## Stored items
— start —

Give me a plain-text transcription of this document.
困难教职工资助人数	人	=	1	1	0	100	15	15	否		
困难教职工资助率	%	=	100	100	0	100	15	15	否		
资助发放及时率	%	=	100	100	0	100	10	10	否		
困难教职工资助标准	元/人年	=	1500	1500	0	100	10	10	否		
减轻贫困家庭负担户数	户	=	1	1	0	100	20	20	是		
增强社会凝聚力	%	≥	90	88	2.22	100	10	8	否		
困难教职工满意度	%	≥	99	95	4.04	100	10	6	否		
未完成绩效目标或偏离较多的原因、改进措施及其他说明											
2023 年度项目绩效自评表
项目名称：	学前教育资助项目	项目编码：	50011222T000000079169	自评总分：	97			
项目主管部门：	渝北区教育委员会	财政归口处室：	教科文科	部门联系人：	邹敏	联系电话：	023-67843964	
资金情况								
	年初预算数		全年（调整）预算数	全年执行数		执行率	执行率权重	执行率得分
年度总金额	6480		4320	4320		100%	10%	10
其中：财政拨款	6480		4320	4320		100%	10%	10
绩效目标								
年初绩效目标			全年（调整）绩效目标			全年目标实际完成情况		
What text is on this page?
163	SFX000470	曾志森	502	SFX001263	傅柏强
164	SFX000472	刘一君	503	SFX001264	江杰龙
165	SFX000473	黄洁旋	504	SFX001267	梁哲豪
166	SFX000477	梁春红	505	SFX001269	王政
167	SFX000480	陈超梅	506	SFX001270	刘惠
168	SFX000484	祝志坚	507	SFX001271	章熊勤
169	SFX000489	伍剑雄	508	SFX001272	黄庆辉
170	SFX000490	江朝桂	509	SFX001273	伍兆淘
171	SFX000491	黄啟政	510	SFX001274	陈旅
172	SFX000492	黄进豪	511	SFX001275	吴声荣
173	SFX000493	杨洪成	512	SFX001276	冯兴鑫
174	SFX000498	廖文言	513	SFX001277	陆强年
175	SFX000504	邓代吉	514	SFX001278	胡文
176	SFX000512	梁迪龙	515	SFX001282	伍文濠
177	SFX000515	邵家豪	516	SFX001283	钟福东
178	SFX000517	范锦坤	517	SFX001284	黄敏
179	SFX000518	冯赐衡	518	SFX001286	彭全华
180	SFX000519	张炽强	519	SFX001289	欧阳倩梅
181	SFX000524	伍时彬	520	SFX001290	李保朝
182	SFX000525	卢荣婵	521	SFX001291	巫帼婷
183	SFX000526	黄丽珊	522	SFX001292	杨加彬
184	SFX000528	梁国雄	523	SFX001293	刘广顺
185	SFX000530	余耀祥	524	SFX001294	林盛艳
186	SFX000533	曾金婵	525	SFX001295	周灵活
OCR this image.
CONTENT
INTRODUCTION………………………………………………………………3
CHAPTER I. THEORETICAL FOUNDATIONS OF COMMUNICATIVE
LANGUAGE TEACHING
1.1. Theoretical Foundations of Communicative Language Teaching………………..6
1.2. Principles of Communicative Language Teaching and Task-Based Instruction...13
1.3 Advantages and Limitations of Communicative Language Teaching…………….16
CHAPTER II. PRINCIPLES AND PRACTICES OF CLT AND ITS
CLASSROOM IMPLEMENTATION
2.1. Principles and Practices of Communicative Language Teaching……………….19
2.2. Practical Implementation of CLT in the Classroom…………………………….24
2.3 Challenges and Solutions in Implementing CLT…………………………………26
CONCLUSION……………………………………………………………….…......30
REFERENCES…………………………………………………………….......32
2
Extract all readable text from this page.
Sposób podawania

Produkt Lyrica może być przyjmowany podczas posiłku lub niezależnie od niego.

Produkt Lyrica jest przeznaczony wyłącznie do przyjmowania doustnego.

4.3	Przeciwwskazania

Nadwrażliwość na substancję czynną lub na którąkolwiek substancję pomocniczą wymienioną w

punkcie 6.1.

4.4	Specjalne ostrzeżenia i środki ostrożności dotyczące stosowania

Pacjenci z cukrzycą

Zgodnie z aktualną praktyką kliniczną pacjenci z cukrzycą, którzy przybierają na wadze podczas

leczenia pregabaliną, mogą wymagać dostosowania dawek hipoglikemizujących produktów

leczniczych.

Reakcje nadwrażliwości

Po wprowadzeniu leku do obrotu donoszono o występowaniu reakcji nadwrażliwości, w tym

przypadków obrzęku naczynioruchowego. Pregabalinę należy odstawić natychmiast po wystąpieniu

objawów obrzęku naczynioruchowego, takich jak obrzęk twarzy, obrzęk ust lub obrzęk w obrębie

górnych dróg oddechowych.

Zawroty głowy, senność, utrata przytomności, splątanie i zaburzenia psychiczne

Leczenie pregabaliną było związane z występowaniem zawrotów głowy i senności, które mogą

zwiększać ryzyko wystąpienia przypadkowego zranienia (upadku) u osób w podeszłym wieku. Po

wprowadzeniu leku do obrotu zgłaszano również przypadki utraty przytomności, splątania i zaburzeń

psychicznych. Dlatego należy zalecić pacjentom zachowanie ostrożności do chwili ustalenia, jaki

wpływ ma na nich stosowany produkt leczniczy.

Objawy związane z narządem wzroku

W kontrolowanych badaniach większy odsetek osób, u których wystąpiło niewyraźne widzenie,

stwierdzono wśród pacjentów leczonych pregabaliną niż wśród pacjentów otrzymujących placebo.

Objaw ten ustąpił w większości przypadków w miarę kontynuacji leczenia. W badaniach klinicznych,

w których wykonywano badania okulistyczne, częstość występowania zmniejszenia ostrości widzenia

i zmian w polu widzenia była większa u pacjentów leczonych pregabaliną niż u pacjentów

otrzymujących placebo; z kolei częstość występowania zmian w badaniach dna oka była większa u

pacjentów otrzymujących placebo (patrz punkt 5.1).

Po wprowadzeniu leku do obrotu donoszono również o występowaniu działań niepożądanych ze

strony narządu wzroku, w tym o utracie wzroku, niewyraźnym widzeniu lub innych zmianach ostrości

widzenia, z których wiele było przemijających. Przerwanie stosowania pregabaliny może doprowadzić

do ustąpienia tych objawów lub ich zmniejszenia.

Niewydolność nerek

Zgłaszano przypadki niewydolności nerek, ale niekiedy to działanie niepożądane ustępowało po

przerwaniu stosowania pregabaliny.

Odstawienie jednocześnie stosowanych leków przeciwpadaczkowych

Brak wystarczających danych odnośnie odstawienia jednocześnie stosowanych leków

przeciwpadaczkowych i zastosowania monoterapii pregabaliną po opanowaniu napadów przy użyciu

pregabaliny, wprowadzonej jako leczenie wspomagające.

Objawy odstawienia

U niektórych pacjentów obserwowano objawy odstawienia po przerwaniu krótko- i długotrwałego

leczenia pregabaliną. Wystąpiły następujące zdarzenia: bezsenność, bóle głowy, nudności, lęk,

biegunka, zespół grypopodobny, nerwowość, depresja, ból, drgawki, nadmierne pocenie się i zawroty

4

— end —

## THE EXERCISE
Repeat the entries above exactly, leaving nothing out.

## SOLUTION TO THIS EXERCISE
Give me a plain-text transcription of this document.
困难教职工资助人数	人	=	1	1	0	100	15	15	否		
困难教职工资助率	%	=	100	100	0	100	15	15	否		
资助发放及时率	%	=	100	100	0	100	10	10	否		
困难教职工资助标准	元/人年	=	1500	1500	0	100	10	10	否		
减轻贫困家庭负担户数	户	=	1	1	0	100	20	20	是		
增强社会凝聚力	%	≥	90	88	2.22	100	10	8	否		
困难教职工满意度	%	≥	99	95	4.04	100	10	6	否		
未完成绩效目标或偏离较多的原因、改进措施及其他说明											
2023 年度项目绩效自评表
项目名称：	学前教育资助项目	项目编码：	50011222T000000079169	自评总分：	97			
项目主管部门：	渝北区教育委员会	财政归口处室：	教科文科	部门联系人：	邹敏	联系电话：	023-67843964	
资金情况								
	年初预算数		全年（调整）预算数	全年执行数		执行率	执行率权重	执行率得分
年度总金额	6480		4320	4320		100%	10%	10
其中：财政拨款	6480		4320	4320		100%	10%	10
绩效目标								
年初绩效目标			全年（调整）绩效目标			全年目标实际完成情况		
What text is on this page?
163	SFX000470	曾志森	502	SFX001263	傅柏强
164	SFX000472	刘一君	503	SFX001264	江杰龙
165	SFX000473	黄洁旋	504	SFX001267	梁哲豪
166	SFX000477	梁春红	505	SFX001269	王政
167	SFX000480	陈超梅	506	SFX001270	刘惠
168	SFX000484	祝志坚	507	SFX001271	章熊勤
169	SFX000489	伍剑雄	508	SFX001272	黄庆辉
170	SFX000490	江朝桂	509	SFX001273	伍兆淘
171	SFX000491	黄啟政	510	SFX001274	陈旅
172	SFX000492	黄进豪	511	SFX001275	吴声荣
173	SFX000493	杨洪成	512	SFX001276	冯兴鑫
174	SFX000498	廖文言	513	SFX001277	陆强年
175	SFX000504	邓代吉	514	SFX001278	胡文
176	SFX000512	梁迪龙	515	SFX001282	伍文濠
177	SFX000515	邵家豪	516	SFX001283	钟福东
178	SFX000517	范锦坤	517	SFX001284	黄敏
179	SFX000518	冯赐衡	518	SFX001286	彭全华
180	SFX000519	张炽强	519	SFX001289	欧阳倩梅
181	SFX000524	伍时彬	520	SFX001290	李保朝
182	SFX000525	卢荣婵	521	SFX001291	巫帼婷
183	SFX000526	黄丽珊	522	SFX001292	杨加彬
184	SFX000528	梁国雄	523	SFX001293	刘广顺
185	SFX000530	余耀祥	524	SFX001294	林盛艳
186	SFX000533	曾金婵	525	SFX001295	周灵活
OCR this image.
CONTENT
INTRODUCTION………………………………………………………………3
CHAPTER I. THEORETICAL FOUNDATIONS OF COMMUNICATIVE
LANGUAGE TEACHING
1.1. Theoretical Foundations of Communicative Language Teaching………………..6
1.2. Principles of Communicative Language Teaching and Task-Based Instruction...13
1.3 Advantages and Limitations of Communicative Language Teaching…………….16
CHAPTER II. PRINCIPLES AND PRACTICES OF CLT AND ITS
CLASSROOM IMPLEMENTATION
2.1. Principles and Practices of Communicative Language Teaching……………….19
2.2. Practical Implementation of CLT in the Classroom…………………………….24
2.3 Challenges and Solutions in Implementing CLT…………………………………26
CONCLUSION……………………………………………………………….…......30
REFERENCES…………………………………………………………….......32
2
Extract all readable text from this page.
Sposób podawania

Produkt Lyrica może być przyjmowany podczas posiłku lub niezależnie od niego.

Produkt Lyrica jest przeznaczony wyłącznie do przyjmowania doustnego.

4.3	Przeciwwskazania

Nadwrażliwość na substancję czynną lub na którąkolwiek substancję pomocniczą wymienioną w

punkcie 6.1.

4.4	Specjalne ostrzeżenia i środki ostrożności dotyczące stosowania

Pacjenci z cukrzycą

Zgodnie z aktualną praktyką kliniczną pacjenci z cukrzycą, którzy przybierają na wadze podczas

leczenia pregabaliną, mogą wymagać dostosowania dawek hipoglikemizujących produktów

leczniczych.

Reakcje nadwrażliwości

Po wprowadzeniu leku do obrotu donoszono o występowaniu reakcji nadwrażliwości, w tym

przypadków obrzęku naczynioruchowego. Pregabalinę należy odstawić natychmiast po wystąpieniu

objawów obrzęku naczynioruchowego, takich jak obrzęk twarzy, obrzęk ust lub obrzęk w obrębie

górnych dróg oddechowych.

Zawroty głowy, senność, utrata przytomności, splątanie i zaburzenia psychiczne

Leczenie pregabaliną było związane z występowaniem zawrotów głowy i senności, które mogą

zwiększać ryzyko wystąpienia przypadkowego zranienia (upadku) u osób w podeszłym wieku. Po

wprowadzeniu leku do obrotu zgłaszano również przypadki utraty przytomności, splątania i zaburzeń

psychicznych. Dlatego należy zalecić pacjentom zachowanie ostrożności do chwili ustalenia, jaki

wpływ ma na nich stosowany produkt leczniczy.

Objawy związane z narządem wzroku

W kontrolowanych badaniach większy odsetek osób, u których wystąpiło niewyraźne widzenie,

stwierdzono wśród pacjentów leczonych pregabaliną niż wśród pacjentów otrzymujących placebo.

Objaw ten ustąpił w większości przypadków w miarę kontynuacji leczenia. W badaniach klinicznych,

w których wykonywano badania okulistyczne, częstość występowania zmniejszenia ostrości widzenia

i zmian w polu widzenia była większa u pacjentów leczonych pregabaliną niż u pacjentów

otrzymujących placebo; z kolei częstość występowania zmian w badaniach dna oka była większa u

pacjentów otrzymujących placebo (patrz punkt 5.1).

Po wprowadzeniu leku do obrotu donoszono również o występowaniu działań niepożądanych ze

strony narządu wzroku, w tym o utracie wzroku, niewyraźnym widzeniu lub innych zmianach ostrości

widzenia, z których wiele było przemijających. Przerwanie stosowania pregabaliny może doprowadzić

do ustąpienia tych objawów lub ich zmniejszenia.

Niewydolność nerek

Zgłaszano przypadki niewydolności nerek, ale niekiedy to działanie niepożądane ustępowało po

przerwaniu stosowania pregabaliny.

Odstawienie jednocześnie stosowanych leków przeciwpadaczkowych

Brak wystarczających danych odnośnie odstawienia jednocześnie stosowanych leków

przeciwpadaczkowych i zastosowania monoterapii pregabaliną po opanowaniu napadów przy użyciu

pregabaliny, wprowadzonej jako leczenie wspomagające.

Objawy odstawienia

U niektórych pacjentów obserwowano objawy odstawienia po przerwaniu krótko- i długotrwałego

leczenia pregabaliną. Wystąpiły następujące zdarzenia: bezsenność, bóle głowy, nudności, lęk,

biegunka, zespół grypopodobny, nerwowość, depresja, ból, drgawki, nadmierne pocenie się i zawroty

4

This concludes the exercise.